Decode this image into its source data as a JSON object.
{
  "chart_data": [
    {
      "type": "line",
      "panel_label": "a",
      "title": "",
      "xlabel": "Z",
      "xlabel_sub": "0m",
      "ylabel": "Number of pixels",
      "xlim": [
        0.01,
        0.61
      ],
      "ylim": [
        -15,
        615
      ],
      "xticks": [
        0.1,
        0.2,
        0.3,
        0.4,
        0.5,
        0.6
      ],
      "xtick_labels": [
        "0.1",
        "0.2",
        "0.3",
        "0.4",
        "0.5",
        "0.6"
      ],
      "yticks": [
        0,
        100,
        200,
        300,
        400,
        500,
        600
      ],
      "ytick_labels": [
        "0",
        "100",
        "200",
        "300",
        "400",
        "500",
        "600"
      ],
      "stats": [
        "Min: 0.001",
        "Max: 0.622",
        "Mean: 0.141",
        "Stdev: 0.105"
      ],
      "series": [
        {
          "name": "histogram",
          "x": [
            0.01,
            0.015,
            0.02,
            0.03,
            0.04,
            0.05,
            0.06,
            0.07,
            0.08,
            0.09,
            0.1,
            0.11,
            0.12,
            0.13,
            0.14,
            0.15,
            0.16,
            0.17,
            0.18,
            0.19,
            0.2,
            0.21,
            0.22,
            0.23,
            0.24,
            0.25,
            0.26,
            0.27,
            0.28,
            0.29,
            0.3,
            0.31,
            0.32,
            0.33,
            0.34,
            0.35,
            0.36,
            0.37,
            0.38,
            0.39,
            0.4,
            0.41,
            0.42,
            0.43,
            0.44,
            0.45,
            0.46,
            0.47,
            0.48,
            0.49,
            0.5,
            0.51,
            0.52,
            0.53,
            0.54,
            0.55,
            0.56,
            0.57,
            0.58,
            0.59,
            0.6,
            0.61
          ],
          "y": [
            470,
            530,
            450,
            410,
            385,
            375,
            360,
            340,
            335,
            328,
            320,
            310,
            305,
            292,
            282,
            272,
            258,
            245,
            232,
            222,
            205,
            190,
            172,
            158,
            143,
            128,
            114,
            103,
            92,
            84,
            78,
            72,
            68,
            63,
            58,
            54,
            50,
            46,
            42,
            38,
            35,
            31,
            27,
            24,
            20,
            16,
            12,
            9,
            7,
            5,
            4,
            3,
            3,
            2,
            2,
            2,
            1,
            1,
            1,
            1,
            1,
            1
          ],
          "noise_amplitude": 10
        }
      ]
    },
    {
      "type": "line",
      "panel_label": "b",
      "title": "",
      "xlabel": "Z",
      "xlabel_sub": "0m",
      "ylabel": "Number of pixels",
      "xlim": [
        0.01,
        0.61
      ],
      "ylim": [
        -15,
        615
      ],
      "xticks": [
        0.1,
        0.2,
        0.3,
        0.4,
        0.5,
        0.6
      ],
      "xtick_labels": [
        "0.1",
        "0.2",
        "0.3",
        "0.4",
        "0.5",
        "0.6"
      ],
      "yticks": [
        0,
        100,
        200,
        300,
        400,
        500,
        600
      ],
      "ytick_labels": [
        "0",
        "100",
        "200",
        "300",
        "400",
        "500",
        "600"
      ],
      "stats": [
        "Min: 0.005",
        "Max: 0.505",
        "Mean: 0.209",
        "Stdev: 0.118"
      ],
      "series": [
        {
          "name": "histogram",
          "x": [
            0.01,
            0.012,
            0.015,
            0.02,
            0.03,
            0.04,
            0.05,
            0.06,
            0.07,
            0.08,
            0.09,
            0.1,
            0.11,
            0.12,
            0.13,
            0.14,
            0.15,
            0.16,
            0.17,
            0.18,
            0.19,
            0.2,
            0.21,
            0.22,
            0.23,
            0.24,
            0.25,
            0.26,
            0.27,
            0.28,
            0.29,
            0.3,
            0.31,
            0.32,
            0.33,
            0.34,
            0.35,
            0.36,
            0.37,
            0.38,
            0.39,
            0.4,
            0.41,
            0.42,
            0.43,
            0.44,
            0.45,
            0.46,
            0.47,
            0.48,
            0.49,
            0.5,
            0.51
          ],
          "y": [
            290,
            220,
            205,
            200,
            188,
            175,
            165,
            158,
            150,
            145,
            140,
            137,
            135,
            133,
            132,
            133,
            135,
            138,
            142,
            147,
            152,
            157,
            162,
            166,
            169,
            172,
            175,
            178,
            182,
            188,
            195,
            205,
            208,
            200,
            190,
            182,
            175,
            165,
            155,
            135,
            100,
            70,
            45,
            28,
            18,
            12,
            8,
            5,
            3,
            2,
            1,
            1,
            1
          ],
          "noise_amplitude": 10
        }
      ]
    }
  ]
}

=-=-=

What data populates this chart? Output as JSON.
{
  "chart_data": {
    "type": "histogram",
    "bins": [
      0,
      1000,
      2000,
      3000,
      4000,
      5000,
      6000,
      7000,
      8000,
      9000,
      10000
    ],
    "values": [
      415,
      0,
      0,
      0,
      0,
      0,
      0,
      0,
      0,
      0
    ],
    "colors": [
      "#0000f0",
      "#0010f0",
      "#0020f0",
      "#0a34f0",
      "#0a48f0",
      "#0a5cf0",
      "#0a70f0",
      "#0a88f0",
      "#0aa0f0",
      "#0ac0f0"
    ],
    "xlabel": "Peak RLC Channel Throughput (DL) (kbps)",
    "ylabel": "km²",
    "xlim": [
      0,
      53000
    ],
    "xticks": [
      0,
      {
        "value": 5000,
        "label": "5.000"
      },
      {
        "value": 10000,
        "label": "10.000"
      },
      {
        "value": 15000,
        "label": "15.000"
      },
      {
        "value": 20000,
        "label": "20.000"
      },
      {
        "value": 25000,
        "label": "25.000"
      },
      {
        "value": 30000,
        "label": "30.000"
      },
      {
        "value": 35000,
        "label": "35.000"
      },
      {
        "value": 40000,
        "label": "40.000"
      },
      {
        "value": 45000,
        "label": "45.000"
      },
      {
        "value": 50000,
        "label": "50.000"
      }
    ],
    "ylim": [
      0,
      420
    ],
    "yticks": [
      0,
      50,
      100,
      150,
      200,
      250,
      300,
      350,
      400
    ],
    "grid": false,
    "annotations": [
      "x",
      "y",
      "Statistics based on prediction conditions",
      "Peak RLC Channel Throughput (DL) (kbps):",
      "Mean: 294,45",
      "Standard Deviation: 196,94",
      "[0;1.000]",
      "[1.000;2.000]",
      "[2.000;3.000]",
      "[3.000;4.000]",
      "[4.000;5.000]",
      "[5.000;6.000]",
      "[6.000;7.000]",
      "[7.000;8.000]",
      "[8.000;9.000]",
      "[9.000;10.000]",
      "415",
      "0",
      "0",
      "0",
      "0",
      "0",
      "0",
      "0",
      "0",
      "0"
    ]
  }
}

=-=-=

Search the data for the string "Throughput" and copy each line where it appears.

— FULL OUTPUT —
    "xlabel": "Peak RLC Channel Throughput (DL) (kbps)",
      "Peak RLC Channel Throughput (DL) (kbps):",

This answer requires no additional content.